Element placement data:

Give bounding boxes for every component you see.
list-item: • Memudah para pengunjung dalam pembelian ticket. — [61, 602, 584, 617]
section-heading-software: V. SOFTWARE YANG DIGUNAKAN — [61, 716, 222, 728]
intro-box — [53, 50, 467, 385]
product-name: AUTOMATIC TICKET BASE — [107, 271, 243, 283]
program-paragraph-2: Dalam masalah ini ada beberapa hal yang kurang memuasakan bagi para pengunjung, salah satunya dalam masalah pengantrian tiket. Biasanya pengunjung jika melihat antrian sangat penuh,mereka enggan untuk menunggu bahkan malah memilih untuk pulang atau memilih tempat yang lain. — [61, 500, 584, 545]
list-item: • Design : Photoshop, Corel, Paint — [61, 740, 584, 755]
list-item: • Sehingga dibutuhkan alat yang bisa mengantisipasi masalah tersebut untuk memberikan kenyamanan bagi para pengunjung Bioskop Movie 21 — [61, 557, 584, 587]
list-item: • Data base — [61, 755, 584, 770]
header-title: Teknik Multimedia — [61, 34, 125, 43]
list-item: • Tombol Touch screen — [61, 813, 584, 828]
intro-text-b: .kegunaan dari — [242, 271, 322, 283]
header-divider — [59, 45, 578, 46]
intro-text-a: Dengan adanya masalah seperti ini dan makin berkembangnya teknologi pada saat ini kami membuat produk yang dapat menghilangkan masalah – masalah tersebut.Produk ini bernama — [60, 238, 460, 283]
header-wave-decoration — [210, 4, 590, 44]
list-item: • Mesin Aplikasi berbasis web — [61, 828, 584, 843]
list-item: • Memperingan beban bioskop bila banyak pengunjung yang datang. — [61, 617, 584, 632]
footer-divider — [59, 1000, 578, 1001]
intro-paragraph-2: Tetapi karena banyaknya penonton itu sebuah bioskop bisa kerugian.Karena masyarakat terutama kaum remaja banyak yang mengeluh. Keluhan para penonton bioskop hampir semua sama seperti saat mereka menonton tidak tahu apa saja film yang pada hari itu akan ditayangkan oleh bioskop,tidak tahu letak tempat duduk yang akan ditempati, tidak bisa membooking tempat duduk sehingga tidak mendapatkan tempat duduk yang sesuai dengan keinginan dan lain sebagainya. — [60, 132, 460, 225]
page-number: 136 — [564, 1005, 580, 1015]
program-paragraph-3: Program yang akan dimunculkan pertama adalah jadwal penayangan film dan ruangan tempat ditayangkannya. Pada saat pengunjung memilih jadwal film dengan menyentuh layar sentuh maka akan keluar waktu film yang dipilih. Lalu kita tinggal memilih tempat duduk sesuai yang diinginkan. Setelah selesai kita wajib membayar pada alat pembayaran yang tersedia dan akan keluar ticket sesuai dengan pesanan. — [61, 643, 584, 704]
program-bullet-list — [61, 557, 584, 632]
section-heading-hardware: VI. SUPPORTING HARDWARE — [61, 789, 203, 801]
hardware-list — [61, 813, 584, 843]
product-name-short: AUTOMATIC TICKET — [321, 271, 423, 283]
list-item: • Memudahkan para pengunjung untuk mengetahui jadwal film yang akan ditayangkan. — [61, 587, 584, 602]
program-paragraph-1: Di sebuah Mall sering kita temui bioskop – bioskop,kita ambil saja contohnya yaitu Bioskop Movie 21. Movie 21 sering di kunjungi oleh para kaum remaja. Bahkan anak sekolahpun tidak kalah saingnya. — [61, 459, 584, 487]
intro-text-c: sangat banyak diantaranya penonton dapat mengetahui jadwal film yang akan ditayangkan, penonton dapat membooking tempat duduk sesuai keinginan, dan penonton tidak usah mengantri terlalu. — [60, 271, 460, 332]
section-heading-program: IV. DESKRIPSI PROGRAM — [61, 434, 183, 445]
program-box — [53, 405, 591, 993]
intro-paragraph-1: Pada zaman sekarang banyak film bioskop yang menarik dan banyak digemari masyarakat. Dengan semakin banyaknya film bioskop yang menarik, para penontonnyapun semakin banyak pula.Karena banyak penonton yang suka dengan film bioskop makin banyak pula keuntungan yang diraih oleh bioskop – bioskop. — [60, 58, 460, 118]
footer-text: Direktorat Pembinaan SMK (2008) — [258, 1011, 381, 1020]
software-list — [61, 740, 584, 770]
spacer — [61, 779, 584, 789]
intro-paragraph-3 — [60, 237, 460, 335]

**What is asked**
Which rows above contain the string "AUTOMATIC"? Identify each one and copy it in full, treating case as significant.

**Solution**
product-name: AUTOMATIC TICKET BASE — [107, 271, 243, 283]
product-name-short: AUTOMATIC TICKET — [321, 271, 423, 283]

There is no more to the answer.